- **SUPPLIED DATA**
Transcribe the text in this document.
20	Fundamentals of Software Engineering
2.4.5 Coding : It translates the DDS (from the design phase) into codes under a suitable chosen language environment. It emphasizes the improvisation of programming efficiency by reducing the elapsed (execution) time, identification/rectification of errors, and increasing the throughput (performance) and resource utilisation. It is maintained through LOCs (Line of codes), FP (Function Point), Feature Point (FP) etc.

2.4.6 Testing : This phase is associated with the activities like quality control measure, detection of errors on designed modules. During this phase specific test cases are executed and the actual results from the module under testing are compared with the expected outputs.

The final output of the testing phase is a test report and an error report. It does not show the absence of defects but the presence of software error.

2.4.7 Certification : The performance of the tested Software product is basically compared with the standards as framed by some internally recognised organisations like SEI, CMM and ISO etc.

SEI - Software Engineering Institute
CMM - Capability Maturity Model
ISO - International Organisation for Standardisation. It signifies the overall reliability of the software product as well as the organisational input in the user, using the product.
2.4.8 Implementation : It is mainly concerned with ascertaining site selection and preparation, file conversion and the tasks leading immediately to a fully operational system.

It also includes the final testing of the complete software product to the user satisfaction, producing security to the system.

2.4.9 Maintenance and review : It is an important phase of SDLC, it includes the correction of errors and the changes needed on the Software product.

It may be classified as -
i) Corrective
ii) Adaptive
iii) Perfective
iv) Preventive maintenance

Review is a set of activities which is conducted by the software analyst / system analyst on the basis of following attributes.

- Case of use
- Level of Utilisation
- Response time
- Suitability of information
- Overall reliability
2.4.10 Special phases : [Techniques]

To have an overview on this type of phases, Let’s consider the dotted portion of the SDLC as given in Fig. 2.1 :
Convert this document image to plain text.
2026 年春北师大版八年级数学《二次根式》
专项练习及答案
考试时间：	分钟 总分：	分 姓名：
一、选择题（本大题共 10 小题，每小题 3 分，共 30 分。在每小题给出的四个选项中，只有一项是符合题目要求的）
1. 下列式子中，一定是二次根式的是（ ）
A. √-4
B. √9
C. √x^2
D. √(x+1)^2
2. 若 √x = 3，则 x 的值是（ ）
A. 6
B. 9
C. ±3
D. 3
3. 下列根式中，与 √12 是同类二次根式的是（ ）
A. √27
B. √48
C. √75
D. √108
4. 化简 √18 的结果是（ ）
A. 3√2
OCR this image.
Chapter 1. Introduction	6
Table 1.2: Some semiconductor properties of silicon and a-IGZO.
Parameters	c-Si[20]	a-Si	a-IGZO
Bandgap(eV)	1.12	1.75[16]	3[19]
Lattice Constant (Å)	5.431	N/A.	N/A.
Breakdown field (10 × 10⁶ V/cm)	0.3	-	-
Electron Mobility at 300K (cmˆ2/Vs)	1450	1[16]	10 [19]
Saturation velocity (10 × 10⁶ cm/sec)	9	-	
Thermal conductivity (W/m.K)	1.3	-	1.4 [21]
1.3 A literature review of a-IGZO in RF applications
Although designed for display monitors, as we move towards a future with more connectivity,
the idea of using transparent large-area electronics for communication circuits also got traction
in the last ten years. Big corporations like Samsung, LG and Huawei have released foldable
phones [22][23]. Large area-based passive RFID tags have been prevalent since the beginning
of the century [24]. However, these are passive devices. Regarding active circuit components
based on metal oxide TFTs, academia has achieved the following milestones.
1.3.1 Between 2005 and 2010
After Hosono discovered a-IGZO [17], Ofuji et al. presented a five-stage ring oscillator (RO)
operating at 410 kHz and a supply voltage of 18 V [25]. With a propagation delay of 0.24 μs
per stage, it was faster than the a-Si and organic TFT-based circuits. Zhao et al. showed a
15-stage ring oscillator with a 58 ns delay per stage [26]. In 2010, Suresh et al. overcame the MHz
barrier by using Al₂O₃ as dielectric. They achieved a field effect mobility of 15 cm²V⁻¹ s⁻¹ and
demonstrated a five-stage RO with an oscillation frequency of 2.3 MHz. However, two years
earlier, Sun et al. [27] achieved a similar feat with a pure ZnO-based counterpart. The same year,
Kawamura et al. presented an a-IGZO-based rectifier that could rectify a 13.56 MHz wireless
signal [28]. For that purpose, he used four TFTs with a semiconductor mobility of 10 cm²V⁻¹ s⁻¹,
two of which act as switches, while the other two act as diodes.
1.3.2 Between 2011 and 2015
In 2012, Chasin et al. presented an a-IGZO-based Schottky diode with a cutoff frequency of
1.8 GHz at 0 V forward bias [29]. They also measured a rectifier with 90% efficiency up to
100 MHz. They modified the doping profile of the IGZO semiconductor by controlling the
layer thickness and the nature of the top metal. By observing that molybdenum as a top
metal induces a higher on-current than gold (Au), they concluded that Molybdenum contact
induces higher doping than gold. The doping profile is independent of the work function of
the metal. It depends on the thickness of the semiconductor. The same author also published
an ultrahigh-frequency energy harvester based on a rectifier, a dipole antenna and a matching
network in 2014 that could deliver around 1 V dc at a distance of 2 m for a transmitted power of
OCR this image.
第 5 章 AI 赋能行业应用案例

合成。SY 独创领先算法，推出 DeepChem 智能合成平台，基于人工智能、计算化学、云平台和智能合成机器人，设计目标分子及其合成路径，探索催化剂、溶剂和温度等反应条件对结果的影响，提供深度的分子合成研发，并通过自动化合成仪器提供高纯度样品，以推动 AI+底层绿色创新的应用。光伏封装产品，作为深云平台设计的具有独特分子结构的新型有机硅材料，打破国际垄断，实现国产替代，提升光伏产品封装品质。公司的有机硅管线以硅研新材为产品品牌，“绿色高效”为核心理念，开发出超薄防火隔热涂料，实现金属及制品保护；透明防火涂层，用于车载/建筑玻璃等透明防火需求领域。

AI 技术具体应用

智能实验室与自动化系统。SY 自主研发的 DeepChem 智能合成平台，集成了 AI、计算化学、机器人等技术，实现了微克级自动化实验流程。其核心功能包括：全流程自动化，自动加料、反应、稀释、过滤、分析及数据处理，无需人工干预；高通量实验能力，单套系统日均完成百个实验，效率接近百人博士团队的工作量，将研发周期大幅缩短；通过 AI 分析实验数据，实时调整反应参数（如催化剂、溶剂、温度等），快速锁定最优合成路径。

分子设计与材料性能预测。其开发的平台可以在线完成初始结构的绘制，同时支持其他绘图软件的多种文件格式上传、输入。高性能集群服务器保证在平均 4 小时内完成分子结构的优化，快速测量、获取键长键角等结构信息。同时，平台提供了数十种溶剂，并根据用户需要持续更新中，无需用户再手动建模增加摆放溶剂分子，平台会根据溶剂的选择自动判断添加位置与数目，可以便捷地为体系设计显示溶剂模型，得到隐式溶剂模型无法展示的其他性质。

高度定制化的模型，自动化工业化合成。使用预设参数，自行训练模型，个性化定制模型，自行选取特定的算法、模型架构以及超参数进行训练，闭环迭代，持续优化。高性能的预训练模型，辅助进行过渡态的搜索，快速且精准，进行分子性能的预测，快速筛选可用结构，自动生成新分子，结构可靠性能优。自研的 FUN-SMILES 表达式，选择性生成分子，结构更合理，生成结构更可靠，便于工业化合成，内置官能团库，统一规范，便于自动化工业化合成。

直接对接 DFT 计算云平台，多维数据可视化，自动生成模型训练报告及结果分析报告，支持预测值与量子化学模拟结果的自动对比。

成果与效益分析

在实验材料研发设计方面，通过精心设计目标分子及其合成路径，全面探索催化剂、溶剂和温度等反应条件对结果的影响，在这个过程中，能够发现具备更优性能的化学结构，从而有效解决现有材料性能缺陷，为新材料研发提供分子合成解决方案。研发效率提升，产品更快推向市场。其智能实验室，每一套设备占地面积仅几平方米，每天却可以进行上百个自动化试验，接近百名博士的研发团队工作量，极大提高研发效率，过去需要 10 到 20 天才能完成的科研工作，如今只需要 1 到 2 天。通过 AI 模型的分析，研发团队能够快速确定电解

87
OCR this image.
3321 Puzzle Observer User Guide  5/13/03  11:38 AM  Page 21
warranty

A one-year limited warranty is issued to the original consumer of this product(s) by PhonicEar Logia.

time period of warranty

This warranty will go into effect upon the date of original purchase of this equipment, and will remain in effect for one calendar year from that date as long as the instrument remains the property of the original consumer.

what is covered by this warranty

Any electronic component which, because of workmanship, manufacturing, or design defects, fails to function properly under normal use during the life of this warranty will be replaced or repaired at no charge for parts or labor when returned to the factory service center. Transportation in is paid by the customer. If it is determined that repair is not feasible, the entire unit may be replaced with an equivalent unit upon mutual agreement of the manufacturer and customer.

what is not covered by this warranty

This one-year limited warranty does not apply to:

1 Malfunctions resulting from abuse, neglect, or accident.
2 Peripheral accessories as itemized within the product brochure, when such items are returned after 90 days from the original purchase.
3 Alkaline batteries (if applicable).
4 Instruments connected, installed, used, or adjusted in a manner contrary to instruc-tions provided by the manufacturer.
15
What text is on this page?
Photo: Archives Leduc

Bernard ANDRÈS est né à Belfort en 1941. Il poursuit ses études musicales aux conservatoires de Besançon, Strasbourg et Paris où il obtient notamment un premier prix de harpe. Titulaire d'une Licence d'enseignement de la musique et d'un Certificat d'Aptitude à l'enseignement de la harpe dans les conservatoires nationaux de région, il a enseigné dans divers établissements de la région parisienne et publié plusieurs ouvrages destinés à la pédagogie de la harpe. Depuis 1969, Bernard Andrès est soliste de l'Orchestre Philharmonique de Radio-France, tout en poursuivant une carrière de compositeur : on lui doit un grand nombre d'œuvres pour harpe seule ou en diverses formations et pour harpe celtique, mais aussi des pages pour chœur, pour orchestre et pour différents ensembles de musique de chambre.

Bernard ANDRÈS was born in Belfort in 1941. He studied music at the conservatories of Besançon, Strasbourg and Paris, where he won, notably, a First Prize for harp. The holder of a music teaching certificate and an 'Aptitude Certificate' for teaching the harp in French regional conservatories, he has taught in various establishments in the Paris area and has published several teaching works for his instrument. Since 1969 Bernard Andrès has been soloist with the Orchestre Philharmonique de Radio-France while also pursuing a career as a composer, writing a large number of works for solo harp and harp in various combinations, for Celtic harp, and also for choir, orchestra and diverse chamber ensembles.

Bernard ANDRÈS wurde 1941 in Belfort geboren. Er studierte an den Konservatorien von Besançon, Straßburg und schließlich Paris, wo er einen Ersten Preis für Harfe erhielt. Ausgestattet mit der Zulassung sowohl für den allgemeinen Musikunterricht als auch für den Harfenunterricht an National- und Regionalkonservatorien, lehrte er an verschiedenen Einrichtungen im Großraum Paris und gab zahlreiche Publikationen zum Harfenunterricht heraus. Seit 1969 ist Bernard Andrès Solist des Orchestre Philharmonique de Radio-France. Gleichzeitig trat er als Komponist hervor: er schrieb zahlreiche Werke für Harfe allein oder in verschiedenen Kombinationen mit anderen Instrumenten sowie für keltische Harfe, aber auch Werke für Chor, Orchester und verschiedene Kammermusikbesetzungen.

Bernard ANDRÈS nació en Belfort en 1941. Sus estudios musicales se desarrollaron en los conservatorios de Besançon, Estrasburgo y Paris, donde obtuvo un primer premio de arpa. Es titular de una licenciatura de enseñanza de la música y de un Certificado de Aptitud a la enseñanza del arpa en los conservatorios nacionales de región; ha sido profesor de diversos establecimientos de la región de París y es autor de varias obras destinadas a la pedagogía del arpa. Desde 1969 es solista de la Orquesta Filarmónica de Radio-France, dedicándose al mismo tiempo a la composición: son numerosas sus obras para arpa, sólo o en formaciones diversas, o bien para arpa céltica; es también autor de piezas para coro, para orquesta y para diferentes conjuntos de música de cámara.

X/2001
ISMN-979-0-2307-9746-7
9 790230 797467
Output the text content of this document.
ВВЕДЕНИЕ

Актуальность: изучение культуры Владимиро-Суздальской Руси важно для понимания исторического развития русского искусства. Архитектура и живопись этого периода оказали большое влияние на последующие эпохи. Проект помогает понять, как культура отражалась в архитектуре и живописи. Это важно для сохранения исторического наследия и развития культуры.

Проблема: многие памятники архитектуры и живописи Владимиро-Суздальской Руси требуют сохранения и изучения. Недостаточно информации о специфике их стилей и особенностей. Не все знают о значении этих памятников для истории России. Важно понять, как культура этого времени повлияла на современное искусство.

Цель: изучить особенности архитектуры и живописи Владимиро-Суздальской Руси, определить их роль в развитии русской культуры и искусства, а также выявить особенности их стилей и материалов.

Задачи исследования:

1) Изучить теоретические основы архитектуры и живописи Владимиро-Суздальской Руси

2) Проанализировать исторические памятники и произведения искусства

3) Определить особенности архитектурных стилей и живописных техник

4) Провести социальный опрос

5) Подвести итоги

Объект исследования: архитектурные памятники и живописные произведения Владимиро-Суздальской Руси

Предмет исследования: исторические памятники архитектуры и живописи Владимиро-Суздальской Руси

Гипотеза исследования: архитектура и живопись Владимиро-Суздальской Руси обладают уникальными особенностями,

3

- **THE EXERCISE**
Reply with one number only: how many lines of the listing hold "performance"?

- **RESULT OF THIS EXERCISE**
2